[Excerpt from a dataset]

--------

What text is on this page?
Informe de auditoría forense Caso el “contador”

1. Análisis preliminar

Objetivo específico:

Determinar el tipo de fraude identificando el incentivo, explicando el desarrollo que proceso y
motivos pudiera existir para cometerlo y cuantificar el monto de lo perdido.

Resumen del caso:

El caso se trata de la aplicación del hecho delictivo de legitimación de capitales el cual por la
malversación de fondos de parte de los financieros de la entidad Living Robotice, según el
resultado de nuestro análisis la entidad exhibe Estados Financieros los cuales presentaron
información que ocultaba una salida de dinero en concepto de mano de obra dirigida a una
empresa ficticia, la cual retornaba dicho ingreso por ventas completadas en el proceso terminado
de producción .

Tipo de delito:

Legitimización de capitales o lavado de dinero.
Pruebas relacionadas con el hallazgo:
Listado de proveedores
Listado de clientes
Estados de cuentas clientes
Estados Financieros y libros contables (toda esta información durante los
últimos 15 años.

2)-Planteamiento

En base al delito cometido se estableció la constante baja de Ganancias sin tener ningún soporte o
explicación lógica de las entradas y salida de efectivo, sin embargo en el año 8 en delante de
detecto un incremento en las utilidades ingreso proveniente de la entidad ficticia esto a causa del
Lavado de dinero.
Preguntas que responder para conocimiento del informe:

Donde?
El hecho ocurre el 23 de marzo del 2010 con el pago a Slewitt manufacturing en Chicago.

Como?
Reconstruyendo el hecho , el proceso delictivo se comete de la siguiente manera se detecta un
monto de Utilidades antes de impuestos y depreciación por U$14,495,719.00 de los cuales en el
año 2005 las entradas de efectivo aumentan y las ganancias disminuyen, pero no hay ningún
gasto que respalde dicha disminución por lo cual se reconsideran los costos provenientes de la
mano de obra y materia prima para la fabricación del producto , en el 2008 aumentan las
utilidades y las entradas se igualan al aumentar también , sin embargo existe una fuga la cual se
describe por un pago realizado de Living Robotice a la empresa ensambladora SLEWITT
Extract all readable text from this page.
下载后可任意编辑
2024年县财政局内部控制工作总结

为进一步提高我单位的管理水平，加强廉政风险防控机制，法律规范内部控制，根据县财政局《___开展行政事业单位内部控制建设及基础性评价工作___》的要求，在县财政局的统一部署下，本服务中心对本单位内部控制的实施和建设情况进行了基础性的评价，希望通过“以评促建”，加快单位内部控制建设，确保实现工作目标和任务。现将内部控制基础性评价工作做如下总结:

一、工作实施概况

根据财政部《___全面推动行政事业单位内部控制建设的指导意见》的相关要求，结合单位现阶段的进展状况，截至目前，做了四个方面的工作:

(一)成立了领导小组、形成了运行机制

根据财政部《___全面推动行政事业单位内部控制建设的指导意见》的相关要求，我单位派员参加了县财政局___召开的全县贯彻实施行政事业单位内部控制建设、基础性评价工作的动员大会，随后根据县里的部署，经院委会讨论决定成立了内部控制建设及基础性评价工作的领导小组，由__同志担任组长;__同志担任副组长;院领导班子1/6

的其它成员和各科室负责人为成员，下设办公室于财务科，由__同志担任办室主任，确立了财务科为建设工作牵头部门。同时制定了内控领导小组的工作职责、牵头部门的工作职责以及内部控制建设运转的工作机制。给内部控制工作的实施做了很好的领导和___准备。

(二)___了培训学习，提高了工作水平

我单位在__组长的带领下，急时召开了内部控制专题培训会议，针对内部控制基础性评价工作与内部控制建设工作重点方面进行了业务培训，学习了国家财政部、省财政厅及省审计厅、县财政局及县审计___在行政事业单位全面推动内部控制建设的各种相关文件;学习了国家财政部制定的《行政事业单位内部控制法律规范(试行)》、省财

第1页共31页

--------

The exercise: Scan the lines for the string "page". Pick out every line that has it.

Task solution:
What text is on this page?
Extract all readable text from this page.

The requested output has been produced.